▶ **INSTRUCTION**
Reproduce all entries verbatim, with nothing added or dropped.

A run of records
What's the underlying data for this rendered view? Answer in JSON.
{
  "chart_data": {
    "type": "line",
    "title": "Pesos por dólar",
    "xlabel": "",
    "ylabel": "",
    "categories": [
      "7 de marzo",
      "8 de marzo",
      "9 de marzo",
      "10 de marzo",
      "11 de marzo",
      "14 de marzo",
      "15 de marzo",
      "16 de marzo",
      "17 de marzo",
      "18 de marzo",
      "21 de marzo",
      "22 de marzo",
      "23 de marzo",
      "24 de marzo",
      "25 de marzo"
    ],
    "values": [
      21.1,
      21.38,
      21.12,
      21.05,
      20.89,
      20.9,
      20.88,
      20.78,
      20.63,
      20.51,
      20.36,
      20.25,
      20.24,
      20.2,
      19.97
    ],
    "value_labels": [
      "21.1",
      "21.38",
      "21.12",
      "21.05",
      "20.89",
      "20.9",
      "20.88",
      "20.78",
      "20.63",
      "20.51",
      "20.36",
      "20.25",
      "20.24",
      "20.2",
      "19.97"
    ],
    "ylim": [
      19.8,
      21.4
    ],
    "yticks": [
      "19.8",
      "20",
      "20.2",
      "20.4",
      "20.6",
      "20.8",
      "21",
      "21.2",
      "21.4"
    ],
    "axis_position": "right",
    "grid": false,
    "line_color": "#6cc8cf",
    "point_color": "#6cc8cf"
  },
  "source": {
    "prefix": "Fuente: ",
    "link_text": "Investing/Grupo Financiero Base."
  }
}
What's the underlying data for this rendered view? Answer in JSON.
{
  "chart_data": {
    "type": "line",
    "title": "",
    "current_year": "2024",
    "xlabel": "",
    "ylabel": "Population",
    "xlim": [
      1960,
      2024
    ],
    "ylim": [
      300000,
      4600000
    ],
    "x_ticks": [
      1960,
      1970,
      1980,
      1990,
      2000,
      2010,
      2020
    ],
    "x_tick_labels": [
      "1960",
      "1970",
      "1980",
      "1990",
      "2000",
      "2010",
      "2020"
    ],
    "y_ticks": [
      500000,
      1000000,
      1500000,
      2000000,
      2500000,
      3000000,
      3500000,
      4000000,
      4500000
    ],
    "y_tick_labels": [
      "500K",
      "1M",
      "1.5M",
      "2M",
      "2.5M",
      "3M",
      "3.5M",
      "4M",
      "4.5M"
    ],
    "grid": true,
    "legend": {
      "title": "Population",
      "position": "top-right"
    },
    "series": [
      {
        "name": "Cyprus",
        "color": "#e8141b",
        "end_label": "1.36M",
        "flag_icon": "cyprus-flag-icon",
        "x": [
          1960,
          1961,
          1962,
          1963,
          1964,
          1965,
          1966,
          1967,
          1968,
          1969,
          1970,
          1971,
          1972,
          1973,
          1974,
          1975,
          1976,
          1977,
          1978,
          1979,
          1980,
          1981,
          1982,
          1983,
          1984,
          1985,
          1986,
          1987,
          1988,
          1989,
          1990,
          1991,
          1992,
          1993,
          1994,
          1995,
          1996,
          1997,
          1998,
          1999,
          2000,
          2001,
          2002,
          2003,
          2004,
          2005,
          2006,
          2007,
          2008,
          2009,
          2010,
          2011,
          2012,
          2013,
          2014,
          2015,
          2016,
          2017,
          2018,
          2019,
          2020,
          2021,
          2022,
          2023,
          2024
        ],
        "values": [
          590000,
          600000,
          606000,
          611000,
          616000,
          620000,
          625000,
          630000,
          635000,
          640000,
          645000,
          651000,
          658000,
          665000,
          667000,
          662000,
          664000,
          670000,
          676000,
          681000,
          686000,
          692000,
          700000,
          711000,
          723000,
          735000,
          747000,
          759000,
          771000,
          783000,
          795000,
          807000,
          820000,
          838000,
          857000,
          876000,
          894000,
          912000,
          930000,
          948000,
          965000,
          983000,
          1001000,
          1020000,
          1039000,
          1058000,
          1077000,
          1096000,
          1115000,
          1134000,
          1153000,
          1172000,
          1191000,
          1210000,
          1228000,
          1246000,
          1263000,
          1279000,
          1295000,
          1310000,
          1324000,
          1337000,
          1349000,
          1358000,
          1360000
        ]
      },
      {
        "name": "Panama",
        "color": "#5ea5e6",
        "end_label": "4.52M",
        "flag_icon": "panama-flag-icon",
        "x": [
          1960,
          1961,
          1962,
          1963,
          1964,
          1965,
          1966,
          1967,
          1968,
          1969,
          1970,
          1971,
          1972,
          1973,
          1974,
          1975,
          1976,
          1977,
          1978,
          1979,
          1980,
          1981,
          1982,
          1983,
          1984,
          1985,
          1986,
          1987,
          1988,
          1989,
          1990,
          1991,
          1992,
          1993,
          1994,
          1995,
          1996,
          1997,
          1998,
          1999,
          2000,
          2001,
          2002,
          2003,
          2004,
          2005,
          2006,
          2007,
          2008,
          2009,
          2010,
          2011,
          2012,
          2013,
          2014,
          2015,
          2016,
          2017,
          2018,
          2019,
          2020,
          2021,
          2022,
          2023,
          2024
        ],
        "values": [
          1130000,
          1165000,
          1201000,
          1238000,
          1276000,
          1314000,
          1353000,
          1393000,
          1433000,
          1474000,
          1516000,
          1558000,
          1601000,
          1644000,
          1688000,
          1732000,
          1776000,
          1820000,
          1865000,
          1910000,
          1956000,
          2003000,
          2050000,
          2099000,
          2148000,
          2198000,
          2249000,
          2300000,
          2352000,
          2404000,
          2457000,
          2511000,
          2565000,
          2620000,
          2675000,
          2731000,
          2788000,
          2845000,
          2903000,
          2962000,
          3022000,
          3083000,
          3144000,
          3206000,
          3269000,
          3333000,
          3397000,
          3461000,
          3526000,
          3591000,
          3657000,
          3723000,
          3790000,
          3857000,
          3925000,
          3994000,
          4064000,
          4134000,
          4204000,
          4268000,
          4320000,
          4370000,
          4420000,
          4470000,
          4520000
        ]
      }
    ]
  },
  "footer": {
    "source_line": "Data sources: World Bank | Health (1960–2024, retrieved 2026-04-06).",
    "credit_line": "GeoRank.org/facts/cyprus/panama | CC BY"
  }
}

▶ **SOLVED PROBLEM**
What's the underlying data for this rendered view? Answer in JSON.
{
  "chart_data": {
    "type": "line",
    "title": "Pesos por dólar",
    "xlabel": "",
    "ylabel": "",
    "categories": [
      "7 de marzo",
      "8 de marzo",
      "9 de marzo",
      "10 de marzo",
      "11 de marzo",
      "14 de marzo",
      "15 de marzo",
      "16 de marzo",
      "17 de marzo",
      "18 de marzo",
      "21 de marzo",
      "22 de marzo",
      "23 de marzo",
      "24 de marzo",
      "25 de marzo"
    ],
    "values": [
      21.1,
      21.38,
      21.12,
      21.05,
      20.89,
      20.9,
      20.88,
      20.78,
      20.63,
      20.51,
      20.36,
      20.25,
      20.24,
      20.2,
      19.97
    ],
    "value_labels": [
      "21.1",
      "21.38",
      "21.12",
      "21.05",
      "20.89",
      "20.9",
      "20.88",
      "20.78",
      "20.63",
      "20.51",
      "20.36",
      "20.25",
      "20.24",
      "20.2",
      "19.97"
    ],
    "ylim": [
      19.8,
      21.4
    ],
    "yticks": [
      "19.8",
      "20",
      "20.2",
      "20.4",
      "20.6",
      "20.8",
      "21",
      "21.2",
      "21.4"
    ],
    "axis_position": "right",
    "grid": false,
    "line_color": "#6cc8cf",
    "point_color": "#6cc8cf"
  },
  "source": {
    "prefix": "Fuente: ",
    "link_text": "Investing/Grupo Financiero Base."
  }
}
What's the underlying data for this rendered view? Answer in JSON.
{
  "chart_data": {
    "type": "line",
    "title": "",
    "current_year": "2024",
    "xlabel": "",
    "ylabel": "Population",
    "xlim": [
      1960,
      2024
    ],
    "ylim": [
      300000,
      4600000
    ],
    "x_ticks": [
      1960,
      1970,
      1980,
      1990,
      2000,
      2010,
      2020
    ],
    "x_tick_labels": [
      "1960",
      "1970",
      "1980",
      "1990",
      "2000",
      "2010",
      "2020"
    ],
    "y_ticks": [
      500000,
      1000000,
      1500000,
      2000000,
      2500000,
      3000000,
      3500000,
      4000000,
      4500000
    ],
    "y_tick_labels": [
      "500K",
      "1M",
      "1.5M",
      "2M",
      "2.5M",
      "3M",
      "3.5M",
      "4M",
      "4.5M"
    ],
    "grid": true,
    "legend": {
      "title": "Population",
      "position": "top-right"
    },
    "series": [
      {
        "name": "Cyprus",
        "color": "#e8141b",
        "end_label": "1.36M",
        "flag_icon": "cyprus-flag-icon",
        "x": [
          1960,
          1961,
          1962,
          1963,
          1964,
          1965,
          1966,
          1967,
          1968,
          1969,
          1970,
          1971,
          1972,
          1973,
          1974,
          1975,
          1976,
          1977,
          1978,
          1979,
          1980,
          1981,
          1982,
          1983,
          1984,
          1985,
          1986,
          1987,
          1988,
          1989,
          1990,
          1991,
          1992,
          1993,
          1994,
          1995,
          1996,
          1997,
          1998,
          1999,
          2000,
          2001,
          2002,
          2003,
          2004,
          2005,
          2006,
          2007,
          2008,
          2009,
          2010,
          2011,
          2012,
          2013,
          2014,
          2015,
          2016,
          2017,
          2018,
          2019,
          2020,
          2021,
          2022,
          2023,
          2024
        ],
        "values": [
          590000,
          600000,
          606000,
          611000,
          616000,
          620000,
          625000,
          630000,
          635000,
          640000,
          645000,
          651000,
          658000,
          665000,
          667000,
          662000,
          664000,
          670000,
          676000,
          681000,
          686000,
          692000,
          700000,
          711000,
          723000,
          735000,
          747000,
          759000,
          771000,
          783000,
          795000,
          807000,
          820000,
          838000,
          857000,
          876000,
          894000,
          912000,
          930000,
          948000,
          965000,
          983000,
          1001000,
          1020000,
          1039000,
          1058000,
          1077000,
          1096000,
          1115000,
          1134000,
          1153000,
          1172000,
          1191000,
          1210000,
          1228000,
          1246000,
          1263000,
          1279000,
          1295000,
          1310000,
          1324000,
          1337000,
          1349000,
          1358000,
          1360000
        ]
      },
      {
        "name": "Panama",
        "color": "#5ea5e6",
        "end_label": "4.52M",
        "flag_icon": "panama-flag-icon",
        "x": [
          1960,
          1961,
          1962,
          1963,
          1964,
          1965,
          1966,
          1967,
          1968,
          1969,
          1970,
          1971,
          1972,
          1973,
          1974,
          1975,
          1976,
          1977,
          1978,
          1979,
          1980,
          1981,
          1982,
          1983,
          1984,
          1985,
          1986,
          1987,
          1988,
          1989,
          1990,
          1991,
          1992,
          1993,
          1994,
          1995,
          1996,
          1997,
          1998,
          1999,
          2000,
          2001,
          2002,
          2003,
          2004,
          2005,
          2006,
          2007,
          2008,
          2009,
          2010,
          2011,
          2012,
          2013,
          2014,
          2015,
          2016,
          2017,
          2018,
          2019,
          2020,
          2021,
          2022,
          2023,
          2024
        ],
        "values": [
          1130000,
          1165000,
          1201000,
          1238000,
          1276000,
          1314000,
          1353000,
          1393000,
          1433000,
          1474000,
          1516000,
          1558000,
          1601000,
          1644000,
          1688000,
          1732000,
          1776000,
          1820000,
          1865000,
          1910000,
          1956000,
          2003000,
          2050000,
          2099000,
          2148000,
          2198000,
          2249000,
          2300000,
          2352000,
          2404000,
          2457000,
          2511000,
          2565000,
          2620000,
          2675000,
          2731000,
          2788000,
          2845000,
          2903000,
          2962000,
          3022000,
          3083000,
          3144000,
          3206000,
          3269000,
          3333000,
          3397000,
          3461000,
          3526000,
          3591000,
          3657000,
          3723000,
          3790000,
          3857000,
          3925000,
          3994000,
          4064000,
          4134000,
          4204000,
          4268000,
          4320000,
          4370000,
          4420000,
          4470000,
          4520000
        ]
      }
    ]
  },
  "footer": {
    "source_line": "Data sources: World Bank | Health (1960–2024, retrieved 2026-04-06).",
    "credit_line": "GeoRank.org/facts/cyprus/panama | CC BY"
  }
}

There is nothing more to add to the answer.